(Stored data)
□ □ □
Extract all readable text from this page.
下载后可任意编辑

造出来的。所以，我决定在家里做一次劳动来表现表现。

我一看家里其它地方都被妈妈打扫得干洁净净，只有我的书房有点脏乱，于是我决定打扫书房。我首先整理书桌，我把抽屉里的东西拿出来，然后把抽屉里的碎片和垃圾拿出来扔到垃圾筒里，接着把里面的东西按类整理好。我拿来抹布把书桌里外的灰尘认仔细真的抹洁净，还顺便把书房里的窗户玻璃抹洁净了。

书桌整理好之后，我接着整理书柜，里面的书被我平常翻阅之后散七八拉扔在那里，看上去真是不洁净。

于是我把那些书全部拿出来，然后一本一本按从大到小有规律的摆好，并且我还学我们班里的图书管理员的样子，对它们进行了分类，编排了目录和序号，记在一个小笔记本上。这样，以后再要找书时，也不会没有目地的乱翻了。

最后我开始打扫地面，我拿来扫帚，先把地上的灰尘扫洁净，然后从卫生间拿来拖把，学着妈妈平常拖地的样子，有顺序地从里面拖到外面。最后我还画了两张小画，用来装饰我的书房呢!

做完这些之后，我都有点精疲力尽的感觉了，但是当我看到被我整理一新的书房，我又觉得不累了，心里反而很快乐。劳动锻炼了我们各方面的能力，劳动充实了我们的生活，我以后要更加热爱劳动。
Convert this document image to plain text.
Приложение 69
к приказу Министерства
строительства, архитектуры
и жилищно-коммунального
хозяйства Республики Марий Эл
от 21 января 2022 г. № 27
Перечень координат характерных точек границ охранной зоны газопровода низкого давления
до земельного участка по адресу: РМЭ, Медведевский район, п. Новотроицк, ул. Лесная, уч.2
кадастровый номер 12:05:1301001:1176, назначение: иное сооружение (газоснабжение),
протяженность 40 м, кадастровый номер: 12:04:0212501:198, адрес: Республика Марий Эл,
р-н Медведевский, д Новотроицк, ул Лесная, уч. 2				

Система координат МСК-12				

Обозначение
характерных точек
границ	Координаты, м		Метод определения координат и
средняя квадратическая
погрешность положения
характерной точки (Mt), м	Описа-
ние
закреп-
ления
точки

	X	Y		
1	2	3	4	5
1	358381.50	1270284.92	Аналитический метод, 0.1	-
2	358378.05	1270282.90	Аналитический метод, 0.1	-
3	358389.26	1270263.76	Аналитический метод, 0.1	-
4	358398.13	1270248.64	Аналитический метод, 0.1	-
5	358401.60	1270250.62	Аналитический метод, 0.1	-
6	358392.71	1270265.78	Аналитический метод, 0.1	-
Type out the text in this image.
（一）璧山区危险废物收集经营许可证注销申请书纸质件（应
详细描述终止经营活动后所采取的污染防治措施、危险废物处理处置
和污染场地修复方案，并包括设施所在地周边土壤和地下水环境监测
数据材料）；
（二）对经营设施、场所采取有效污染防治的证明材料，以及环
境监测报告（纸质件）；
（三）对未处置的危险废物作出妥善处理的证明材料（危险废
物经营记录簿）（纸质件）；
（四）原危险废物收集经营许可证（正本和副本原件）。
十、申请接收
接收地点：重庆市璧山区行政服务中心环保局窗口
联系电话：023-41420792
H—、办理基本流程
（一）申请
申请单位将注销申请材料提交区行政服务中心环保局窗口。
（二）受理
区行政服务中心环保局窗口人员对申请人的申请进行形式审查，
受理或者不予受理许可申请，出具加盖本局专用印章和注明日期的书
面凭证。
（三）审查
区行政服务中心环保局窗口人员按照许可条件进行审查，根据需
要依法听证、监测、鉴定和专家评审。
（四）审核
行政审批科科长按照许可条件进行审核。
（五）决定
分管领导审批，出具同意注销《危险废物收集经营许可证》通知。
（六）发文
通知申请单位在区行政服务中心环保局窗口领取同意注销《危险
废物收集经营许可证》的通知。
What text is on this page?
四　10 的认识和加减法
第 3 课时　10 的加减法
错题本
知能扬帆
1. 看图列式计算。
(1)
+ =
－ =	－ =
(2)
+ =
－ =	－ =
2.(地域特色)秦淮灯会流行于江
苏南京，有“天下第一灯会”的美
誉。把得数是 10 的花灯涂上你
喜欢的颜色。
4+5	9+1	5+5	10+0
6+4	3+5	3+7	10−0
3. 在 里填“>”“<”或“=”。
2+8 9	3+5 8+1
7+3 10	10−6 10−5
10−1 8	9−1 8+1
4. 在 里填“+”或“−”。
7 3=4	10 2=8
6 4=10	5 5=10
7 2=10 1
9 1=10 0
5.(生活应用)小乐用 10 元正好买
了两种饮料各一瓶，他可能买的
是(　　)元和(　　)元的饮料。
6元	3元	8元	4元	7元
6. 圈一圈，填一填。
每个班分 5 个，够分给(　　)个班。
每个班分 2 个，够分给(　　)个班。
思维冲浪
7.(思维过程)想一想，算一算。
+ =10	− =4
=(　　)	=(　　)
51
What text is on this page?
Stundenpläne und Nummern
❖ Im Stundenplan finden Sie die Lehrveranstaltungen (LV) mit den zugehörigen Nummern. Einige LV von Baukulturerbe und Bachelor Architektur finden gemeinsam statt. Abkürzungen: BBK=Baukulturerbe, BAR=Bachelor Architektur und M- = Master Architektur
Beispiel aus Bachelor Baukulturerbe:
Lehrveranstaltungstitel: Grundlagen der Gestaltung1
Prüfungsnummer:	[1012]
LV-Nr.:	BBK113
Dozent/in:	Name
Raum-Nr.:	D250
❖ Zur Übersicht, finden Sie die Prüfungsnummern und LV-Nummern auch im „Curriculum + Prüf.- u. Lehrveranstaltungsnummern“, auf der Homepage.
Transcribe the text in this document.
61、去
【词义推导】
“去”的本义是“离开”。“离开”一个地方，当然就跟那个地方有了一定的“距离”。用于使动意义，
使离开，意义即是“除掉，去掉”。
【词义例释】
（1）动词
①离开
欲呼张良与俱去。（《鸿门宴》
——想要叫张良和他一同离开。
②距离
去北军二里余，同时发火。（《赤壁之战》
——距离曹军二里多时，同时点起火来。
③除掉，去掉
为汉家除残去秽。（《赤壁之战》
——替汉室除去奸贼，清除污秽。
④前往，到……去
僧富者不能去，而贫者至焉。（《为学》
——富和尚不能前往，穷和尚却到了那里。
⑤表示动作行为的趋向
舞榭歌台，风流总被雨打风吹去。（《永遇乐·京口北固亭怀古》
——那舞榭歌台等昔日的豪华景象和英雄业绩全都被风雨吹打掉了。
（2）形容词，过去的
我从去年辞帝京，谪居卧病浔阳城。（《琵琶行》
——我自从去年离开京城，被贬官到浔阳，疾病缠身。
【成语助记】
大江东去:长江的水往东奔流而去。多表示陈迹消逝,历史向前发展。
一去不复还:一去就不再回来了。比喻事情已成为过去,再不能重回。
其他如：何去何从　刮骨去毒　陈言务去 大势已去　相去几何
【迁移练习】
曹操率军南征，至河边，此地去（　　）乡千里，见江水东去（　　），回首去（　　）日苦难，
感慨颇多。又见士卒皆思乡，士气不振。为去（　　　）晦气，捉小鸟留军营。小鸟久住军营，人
□ □ □
REQUIREMENT:
Quote the listing in full, please, keeping every line exact.

WRITTEN SOLUTION:
Extract all readable text from this page.
下载后可任意编辑

造出来的。所以，我决定在家里做一次劳动来表现表现。

我一看家里其它地方都被妈妈打扫得干洁净净，只有我的书房有点脏乱，于是我决定打扫书房。我首先整理书桌，我把抽屉里的东西拿出来，然后把抽屉里的碎片和垃圾拿出来扔到垃圾筒里，接着把里面的东西按类整理好。我拿来抹布把书桌里外的灰尘认仔细真的抹洁净，还顺便把书房里的窗户玻璃抹洁净了。

书桌整理好之后，我接着整理书柜，里面的书被我平常翻阅之后散七八拉扔在那里，看上去真是不洁净。

于是我把那些书全部拿出来，然后一本一本按从大到小有规律的摆好，并且我还学我们班里的图书管理员的样子，对它们进行了分类，编排了目录和序号，记在一个小笔记本上。这样，以后再要找书时，也不会没有目地的乱翻了。

最后我开始打扫地面，我拿来扫帚，先把地上的灰尘扫洁净，然后从卫生间拿来拖把，学着妈妈平常拖地的样子，有顺序地从里面拖到外面。最后我还画了两张小画，用来装饰我的书房呢!

做完这些之后，我都有点精疲力尽的感觉了，但是当我看到被我整理一新的书房，我又觉得不累了，心里反而很快乐。劳动锻炼了我们各方面的能力，劳动充实了我们的生活，我以后要更加热爱劳动。
Convert this document image to plain text.
Приложение 69
к приказу Министерства
строительства, архитектуры
и жилищно-коммунального
хозяйства Республики Марий Эл
от 21 января 2022 г. № 27
Перечень координат характерных точек границ охранной зоны газопровода низкого давления
до земельного участка по адресу: РМЭ, Медведевский район, п. Новотроицк, ул. Лесная, уч.2
кадастровый номер 12:05:1301001:1176, назначение: иное сооружение (газоснабжение),
протяженность 40 м, кадастровый номер: 12:04:0212501:198, адрес: Республика Марий Эл,
р-н Медведевский, д Новотроицк, ул Лесная, уч. 2				

Система координат МСК-12				

Обозначение
характерных точек
границ	Координаты, м		Метод определения координат и
средняя квадратическая
погрешность положения
характерной точки (Mt), м	Описа-
ние
закреп-
ления
точки

	X	Y		
1	2	3	4	5
1	358381.50	1270284.92	Аналитический метод, 0.1	-
2	358378.05	1270282.90	Аналитический метод, 0.1	-
3	358389.26	1270263.76	Аналитический метод, 0.1	-
4	358398.13	1270248.64	Аналитический метод, 0.1	-
5	358401.60	1270250.62	Аналитический метод, 0.1	-
6	358392.71	1270265.78	Аналитический метод, 0.1	-
Type out the text in this image.
（一）璧山区危险废物收集经营许可证注销申请书纸质件（应
详细描述终止经营活动后所采取的污染防治措施、危险废物处理处置
和污染场地修复方案，并包括设施所在地周边土壤和地下水环境监测
数据材料）；
（二）对经营设施、场所采取有效污染防治的证明材料，以及环
境监测报告（纸质件）；
（三）对未处置的危险废物作出妥善处理的证明材料（危险废
物经营记录簿）（纸质件）；
（四）原危险废物收集经营许可证（正本和副本原件）。
十、申请接收
接收地点：重庆市璧山区行政服务中心环保局窗口
联系电话：023-41420792
H—、办理基本流程
（一）申请
申请单位将注销申请材料提交区行政服务中心环保局窗口。
（二）受理
区行政服务中心环保局窗口人员对申请人的申请进行形式审查，
受理或者不予受理许可申请，出具加盖本局专用印章和注明日期的书
面凭证。
（三）审查
区行政服务中心环保局窗口人员按照许可条件进行审查，根据需
要依法听证、监测、鉴定和专家评审。
（四）审核
行政审批科科长按照许可条件进行审核。
（五）决定
分管领导审批，出具同意注销《危险废物收集经营许可证》通知。
（六）发文
通知申请单位在区行政服务中心环保局窗口领取同意注销《危险
废物收集经营许可证》的通知。
What text is on this page?
四　10 的认识和加减法
第 3 课时　10 的加减法
错题本
知能扬帆
1. 看图列式计算。
(1)
+ =
－ =	－ =
(2)
+ =
－ =	－ =
2.(地域特色)秦淮灯会流行于江
苏南京，有“天下第一灯会”的美
誉。把得数是 10 的花灯涂上你
喜欢的颜色。
4+5	9+1	5+5	10+0
6+4	3+5	3+7	10−0
3. 在 里填“>”“<”或“=”。
2+8 9	3+5 8+1
7+3 10	10−6 10−5
10−1 8	9−1 8+1
4. 在 里填“+”或“−”。
7 3=4	10 2=8
6 4=10	5 5=10
7 2=10 1
9 1=10 0
5.(生活应用)小乐用 10 元正好买
了两种饮料各一瓶，他可能买的
是(　　)元和(　　)元的饮料。
6元	3元	8元	4元	7元
6. 圈一圈，填一填。
每个班分 5 个，够分给(　　)个班。
每个班分 2 个，够分给(　　)个班。
思维冲浪
7.(思维过程)想一想，算一算。
+ =10	− =4
=(　　)	=(　　)
51
What text is on this page?
Stundenpläne und Nummern
❖ Im Stundenplan finden Sie die Lehrveranstaltungen (LV) mit den zugehörigen Nummern. Einige LV von Baukulturerbe und Bachelor Architektur finden gemeinsam statt. Abkürzungen: BBK=Baukulturerbe, BAR=Bachelor Architektur und M- = Master Architektur
Beispiel aus Bachelor Baukulturerbe:
Lehrveranstaltungstitel: Grundlagen der Gestaltung1
Prüfungsnummer:	[1012]
LV-Nr.:	BBK113
Dozent/in:	Name
Raum-Nr.:	D250
❖ Zur Übersicht, finden Sie die Prüfungsnummern und LV-Nummern auch im „Curriculum + Prüf.- u. Lehrveranstaltungsnummern“, auf der Homepage.
Transcribe the text in this document.
61、去
【词义推导】
“去”的本义是“离开”。“离开”一个地方，当然就跟那个地方有了一定的“距离”。用于使动意义，
使离开，意义即是“除掉，去掉”。
【词义例释】
（1）动词
①离开
欲呼张良与俱去。（《鸿门宴》
——想要叫张良和他一同离开。
②距离
去北军二里余，同时发火。（《赤壁之战》
——距离曹军二里多时，同时点起火来。
③除掉，去掉
为汉家除残去秽。（《赤壁之战》
——替汉室除去奸贼，清除污秽。
④前往，到……去
僧富者不能去，而贫者至焉。（《为学》
——富和尚不能前往，穷和尚却到了那里。
⑤表示动作行为的趋向
舞榭歌台，风流总被雨打风吹去。（《永遇乐·京口北固亭怀古》
——那舞榭歌台等昔日的豪华景象和英雄业绩全都被风雨吹打掉了。
（2）形容词，过去的
我从去年辞帝京，谪居卧病浔阳城。（《琵琶行》
——我自从去年离开京城，被贬官到浔阳，疾病缠身。
【成语助记】
大江东去:长江的水往东奔流而去。多表示陈迹消逝,历史向前发展。
一去不复还:一去就不再回来了。比喻事情已成为过去,再不能重回。
其他如：何去何从　刮骨去毒　陈言务去 大势已去　相去几何
【迁移练习】
曹操率军南征，至河边，此地去（　　）乡千里，见江水东去（　　），回首去（　　）日苦难，
感慨颇多。又见士卒皆思乡，士气不振。为去（　　　）晦气，捉小鸟留军营。小鸟久住军营，人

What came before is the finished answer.